> [WRITTEN REQUEST]
Rewrite the material from its first line through the line containing "pointer-icon: [125, 449, 145, 474]", replacing "Pictures" with "Photos" and leaving everything else unchanged.

> [DATASET]
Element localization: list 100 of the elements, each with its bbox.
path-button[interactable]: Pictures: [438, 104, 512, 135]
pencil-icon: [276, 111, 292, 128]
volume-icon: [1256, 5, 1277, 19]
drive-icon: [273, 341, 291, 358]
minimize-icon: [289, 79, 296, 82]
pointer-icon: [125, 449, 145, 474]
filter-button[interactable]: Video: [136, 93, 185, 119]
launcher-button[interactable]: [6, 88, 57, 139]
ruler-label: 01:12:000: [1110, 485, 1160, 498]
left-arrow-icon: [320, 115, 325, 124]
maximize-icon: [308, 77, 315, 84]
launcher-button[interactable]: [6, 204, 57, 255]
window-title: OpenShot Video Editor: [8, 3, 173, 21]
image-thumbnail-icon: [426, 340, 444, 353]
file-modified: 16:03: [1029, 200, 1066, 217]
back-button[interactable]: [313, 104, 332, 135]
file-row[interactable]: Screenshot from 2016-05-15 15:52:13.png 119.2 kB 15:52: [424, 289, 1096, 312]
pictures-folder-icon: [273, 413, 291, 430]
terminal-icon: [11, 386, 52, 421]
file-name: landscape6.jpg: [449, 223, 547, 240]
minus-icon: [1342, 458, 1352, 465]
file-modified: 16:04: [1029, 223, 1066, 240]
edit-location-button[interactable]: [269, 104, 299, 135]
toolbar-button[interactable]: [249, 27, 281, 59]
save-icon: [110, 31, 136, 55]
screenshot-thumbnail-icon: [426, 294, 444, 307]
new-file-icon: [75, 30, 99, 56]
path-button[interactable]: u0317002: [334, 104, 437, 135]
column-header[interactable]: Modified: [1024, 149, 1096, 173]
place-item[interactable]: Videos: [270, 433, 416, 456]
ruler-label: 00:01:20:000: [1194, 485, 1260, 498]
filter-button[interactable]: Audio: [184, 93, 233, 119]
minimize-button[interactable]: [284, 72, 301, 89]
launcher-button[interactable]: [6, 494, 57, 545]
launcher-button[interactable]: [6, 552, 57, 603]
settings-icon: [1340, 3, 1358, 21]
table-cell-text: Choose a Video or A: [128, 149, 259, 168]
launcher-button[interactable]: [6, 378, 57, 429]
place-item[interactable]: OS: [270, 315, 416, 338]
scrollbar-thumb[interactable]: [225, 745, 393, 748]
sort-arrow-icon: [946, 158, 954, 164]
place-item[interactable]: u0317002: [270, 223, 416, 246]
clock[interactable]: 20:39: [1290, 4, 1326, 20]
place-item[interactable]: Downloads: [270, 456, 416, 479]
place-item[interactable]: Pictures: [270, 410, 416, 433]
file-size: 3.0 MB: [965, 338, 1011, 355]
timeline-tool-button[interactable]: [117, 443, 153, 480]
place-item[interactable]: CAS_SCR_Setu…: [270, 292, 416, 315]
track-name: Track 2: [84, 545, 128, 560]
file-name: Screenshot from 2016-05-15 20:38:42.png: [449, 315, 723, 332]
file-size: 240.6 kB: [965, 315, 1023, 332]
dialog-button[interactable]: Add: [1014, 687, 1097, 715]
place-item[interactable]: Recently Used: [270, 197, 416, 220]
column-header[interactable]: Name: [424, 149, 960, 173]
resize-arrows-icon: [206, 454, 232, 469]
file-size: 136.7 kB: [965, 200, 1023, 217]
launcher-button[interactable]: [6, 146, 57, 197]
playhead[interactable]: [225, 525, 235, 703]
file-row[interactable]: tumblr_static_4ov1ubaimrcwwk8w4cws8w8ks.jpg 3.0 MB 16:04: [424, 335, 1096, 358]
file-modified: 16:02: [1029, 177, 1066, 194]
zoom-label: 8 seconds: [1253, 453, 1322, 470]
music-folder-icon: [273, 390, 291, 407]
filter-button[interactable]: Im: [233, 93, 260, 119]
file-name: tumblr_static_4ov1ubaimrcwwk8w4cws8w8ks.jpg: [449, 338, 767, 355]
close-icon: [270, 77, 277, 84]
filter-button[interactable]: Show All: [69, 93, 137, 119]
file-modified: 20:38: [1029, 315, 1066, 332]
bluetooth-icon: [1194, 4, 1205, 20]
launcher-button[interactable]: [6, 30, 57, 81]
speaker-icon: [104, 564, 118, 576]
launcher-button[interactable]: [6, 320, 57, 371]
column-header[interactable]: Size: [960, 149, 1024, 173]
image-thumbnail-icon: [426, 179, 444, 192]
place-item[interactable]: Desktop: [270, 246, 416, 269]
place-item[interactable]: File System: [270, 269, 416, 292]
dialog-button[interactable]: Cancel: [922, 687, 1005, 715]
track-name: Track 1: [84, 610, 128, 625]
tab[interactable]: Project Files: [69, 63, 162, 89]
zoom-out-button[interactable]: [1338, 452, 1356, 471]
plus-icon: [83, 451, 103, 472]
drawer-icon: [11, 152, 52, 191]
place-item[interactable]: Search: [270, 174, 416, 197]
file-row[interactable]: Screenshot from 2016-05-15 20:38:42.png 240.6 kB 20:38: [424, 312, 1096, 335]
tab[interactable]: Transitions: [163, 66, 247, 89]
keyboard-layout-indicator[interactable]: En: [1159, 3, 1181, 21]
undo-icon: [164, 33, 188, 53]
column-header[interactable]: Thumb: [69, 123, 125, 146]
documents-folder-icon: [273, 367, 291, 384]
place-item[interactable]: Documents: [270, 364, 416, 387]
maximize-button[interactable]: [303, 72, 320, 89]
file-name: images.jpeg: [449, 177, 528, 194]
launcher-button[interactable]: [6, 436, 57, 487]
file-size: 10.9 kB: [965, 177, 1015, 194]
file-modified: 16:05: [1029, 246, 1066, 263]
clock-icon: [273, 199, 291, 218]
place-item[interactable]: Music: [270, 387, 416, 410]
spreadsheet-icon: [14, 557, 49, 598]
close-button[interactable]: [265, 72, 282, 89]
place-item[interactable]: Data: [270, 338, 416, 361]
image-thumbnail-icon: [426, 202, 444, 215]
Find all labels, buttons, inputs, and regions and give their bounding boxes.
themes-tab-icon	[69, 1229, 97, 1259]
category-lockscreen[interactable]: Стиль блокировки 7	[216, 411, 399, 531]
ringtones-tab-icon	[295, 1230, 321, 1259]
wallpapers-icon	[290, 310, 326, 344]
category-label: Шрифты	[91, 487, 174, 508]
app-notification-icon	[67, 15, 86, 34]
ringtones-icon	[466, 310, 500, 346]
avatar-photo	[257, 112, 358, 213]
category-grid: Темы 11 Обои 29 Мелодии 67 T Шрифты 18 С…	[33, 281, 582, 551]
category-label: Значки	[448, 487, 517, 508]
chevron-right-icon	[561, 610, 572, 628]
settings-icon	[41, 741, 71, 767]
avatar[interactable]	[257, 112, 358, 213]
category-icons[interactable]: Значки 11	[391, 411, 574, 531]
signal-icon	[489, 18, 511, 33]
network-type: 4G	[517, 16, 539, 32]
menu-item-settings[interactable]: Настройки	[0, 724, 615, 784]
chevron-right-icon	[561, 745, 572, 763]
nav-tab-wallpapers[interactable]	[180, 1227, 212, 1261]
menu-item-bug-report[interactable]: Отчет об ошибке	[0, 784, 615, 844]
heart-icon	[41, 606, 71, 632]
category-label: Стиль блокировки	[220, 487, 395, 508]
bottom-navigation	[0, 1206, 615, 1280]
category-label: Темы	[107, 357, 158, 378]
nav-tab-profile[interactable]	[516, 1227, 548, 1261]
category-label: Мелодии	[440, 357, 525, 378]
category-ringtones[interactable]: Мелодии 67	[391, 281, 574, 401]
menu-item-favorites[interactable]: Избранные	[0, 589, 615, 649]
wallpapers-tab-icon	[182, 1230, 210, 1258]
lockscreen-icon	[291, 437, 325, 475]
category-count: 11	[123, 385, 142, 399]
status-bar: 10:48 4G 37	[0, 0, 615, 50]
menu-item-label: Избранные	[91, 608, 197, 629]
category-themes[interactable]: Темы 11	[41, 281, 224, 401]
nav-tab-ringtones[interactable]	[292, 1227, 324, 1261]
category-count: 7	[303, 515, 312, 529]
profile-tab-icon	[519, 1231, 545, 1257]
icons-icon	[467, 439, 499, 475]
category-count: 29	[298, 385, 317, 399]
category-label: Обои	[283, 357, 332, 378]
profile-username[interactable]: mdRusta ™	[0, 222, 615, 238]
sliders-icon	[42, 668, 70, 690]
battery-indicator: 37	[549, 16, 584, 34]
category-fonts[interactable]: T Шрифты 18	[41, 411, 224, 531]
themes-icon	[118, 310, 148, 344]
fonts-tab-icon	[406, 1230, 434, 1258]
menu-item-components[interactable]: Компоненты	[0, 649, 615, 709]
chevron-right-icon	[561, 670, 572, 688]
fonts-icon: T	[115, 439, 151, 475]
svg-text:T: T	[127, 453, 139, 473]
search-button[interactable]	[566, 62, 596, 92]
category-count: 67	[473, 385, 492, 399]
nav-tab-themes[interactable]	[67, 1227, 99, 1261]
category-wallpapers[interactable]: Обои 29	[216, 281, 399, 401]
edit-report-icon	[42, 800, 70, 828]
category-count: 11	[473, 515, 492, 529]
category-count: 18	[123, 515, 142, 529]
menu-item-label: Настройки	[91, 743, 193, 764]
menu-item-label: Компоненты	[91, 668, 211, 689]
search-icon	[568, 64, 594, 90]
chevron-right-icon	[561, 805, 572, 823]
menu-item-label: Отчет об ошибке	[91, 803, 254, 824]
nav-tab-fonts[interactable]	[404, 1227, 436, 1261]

> [FULL RESPONSE]
Element localization: list 100 of the elements, each with its bbox.
path-button[interactable]: Photos: [438, 104, 512, 135]
pencil-icon: [276, 111, 292, 128]
volume-icon: [1256, 5, 1277, 19]
drive-icon: [273, 341, 291, 358]
minimize-icon: [289, 79, 296, 82]
pointer-icon: [125, 449, 145, 474]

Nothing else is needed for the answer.